- Given data -
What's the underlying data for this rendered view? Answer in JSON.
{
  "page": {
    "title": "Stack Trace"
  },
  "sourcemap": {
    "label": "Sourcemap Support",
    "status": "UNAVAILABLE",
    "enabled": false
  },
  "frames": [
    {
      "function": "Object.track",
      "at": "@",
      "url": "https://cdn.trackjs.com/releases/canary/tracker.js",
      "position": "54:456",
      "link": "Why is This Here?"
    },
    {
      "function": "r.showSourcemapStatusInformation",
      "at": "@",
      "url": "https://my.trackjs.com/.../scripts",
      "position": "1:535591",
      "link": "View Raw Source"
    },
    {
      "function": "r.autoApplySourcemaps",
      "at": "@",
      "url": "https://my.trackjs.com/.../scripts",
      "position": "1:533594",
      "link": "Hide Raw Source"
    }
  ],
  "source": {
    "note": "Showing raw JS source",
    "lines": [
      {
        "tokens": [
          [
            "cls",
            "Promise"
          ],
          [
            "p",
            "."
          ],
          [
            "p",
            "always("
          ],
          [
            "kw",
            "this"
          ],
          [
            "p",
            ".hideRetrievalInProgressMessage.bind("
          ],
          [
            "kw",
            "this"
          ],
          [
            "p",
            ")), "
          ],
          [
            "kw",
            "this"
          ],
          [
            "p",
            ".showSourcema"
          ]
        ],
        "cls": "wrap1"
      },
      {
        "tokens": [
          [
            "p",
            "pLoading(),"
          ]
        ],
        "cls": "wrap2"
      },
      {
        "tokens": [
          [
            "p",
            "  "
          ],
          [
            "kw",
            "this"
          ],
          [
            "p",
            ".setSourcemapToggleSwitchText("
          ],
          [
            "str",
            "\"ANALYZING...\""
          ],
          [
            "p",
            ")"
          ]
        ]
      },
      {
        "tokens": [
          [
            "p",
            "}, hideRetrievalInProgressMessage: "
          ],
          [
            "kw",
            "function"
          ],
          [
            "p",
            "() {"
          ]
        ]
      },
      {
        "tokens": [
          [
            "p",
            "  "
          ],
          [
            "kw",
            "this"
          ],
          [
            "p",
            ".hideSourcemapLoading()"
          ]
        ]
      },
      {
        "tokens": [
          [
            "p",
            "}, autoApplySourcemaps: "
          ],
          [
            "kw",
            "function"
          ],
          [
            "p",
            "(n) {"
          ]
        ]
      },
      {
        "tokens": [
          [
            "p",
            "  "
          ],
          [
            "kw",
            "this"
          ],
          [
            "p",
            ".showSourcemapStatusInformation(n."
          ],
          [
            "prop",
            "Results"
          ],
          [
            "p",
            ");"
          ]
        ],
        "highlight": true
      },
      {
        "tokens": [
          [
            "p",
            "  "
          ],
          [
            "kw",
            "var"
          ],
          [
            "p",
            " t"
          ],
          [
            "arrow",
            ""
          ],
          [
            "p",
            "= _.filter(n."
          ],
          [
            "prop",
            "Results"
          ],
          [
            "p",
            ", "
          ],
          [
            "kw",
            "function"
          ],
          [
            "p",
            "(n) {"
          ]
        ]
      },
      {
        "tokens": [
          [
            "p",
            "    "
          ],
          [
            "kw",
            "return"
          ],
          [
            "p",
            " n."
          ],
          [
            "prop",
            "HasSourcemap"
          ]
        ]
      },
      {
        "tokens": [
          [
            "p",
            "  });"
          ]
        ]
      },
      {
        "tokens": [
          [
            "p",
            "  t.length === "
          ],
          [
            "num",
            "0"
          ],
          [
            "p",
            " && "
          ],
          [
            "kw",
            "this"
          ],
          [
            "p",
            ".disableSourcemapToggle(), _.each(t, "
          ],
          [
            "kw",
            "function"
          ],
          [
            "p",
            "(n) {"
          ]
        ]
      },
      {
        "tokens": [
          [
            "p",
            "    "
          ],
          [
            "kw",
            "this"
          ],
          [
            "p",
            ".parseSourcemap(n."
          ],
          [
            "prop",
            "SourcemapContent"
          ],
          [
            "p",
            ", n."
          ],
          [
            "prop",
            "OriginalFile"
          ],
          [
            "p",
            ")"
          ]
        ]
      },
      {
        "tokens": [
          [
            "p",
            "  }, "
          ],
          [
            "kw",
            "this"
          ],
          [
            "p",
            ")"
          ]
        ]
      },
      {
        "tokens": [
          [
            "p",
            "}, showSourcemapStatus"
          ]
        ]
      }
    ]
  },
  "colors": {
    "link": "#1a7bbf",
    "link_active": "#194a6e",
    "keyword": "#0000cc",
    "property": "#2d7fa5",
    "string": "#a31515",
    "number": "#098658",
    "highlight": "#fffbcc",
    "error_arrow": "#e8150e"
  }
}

- Exercise brief -
From the material given, work out how many lines hold the string "position"; state that number and nothing further.

- Reply -
3